--- start GIVEN DATA ---
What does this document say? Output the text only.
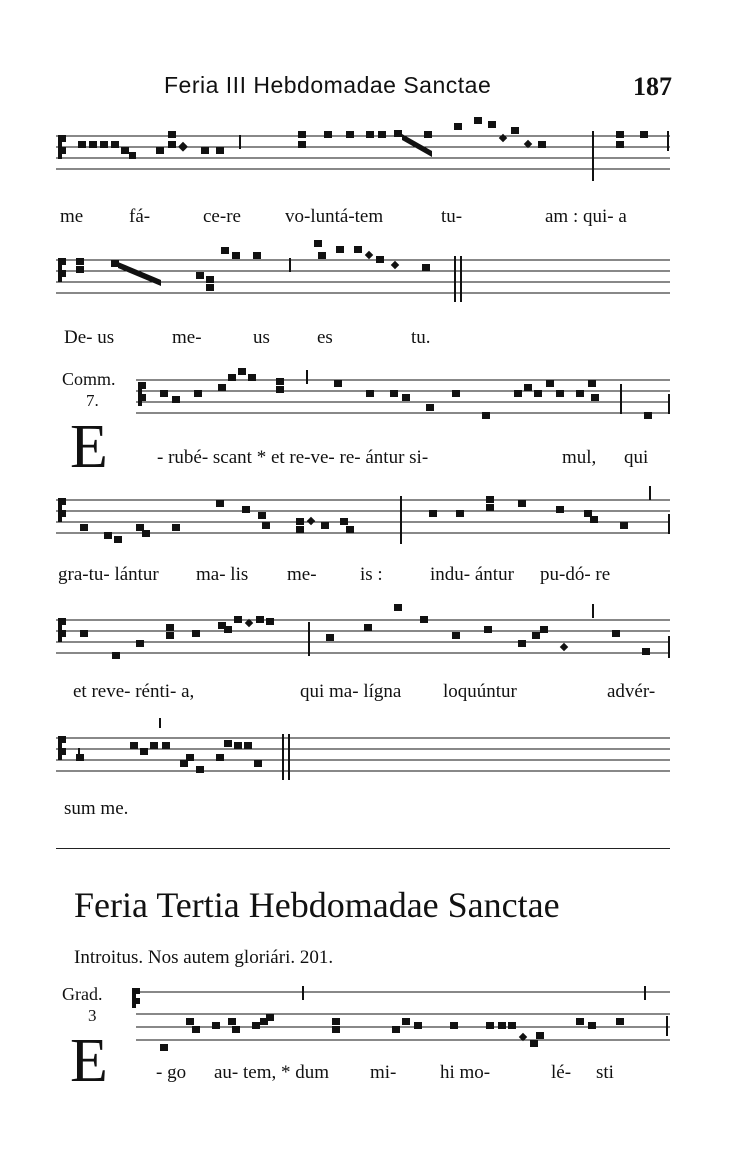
Feria III Hebdomadae Sanctae	187
me fá-	ce-re vo-luntá-tem	tu-	am : qui- a
De- us	me-	us es	tu.
Comm.
7.
E	- rubé- scant * et re-ve- re- ántur si-	mul, qui
gra-tu- lántur ma- lis me- is : indu- ántur pu-dó- re
et reve- rénti- a,	qui ma- lígna loquúntur	advér-
sum me.
Feria Tertia Hebdomadae Sanctae
Introitus. Nos autem gloriári. 201.
Grad.
3
E	- go au- tem, * dum mi- hi mo-	lé- sti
--- end GIVEN DATA ---
WHAT YOU ARE ASKED TO DO -> Your task is to reproduce all of the material exactly. The pictures stay out.

CORRECT ANSWER ->
What does this document say? Output the text only.
Feria III Hebdomadae Sanctae	187
me fá-	ce-re vo-luntá-tem	tu-	am : qui- a
De- us	me-	us es	tu.
Comm.
7.
E	- rubé- scant * et re-ve- re- ántur si-	mul, qui
gra-tu- lántur ma- lis me- is : indu- ántur pu-dó- re
et reve- rénti- a,	qui ma- lígna loquúntur	advér-
sum me.
Feria Tertia Hebdomadae Sanctae
Introitus. Nos autem gloriári. 201.
Grad.
3
E	- go au- tem, * dum mi- hi mo-	lé- sti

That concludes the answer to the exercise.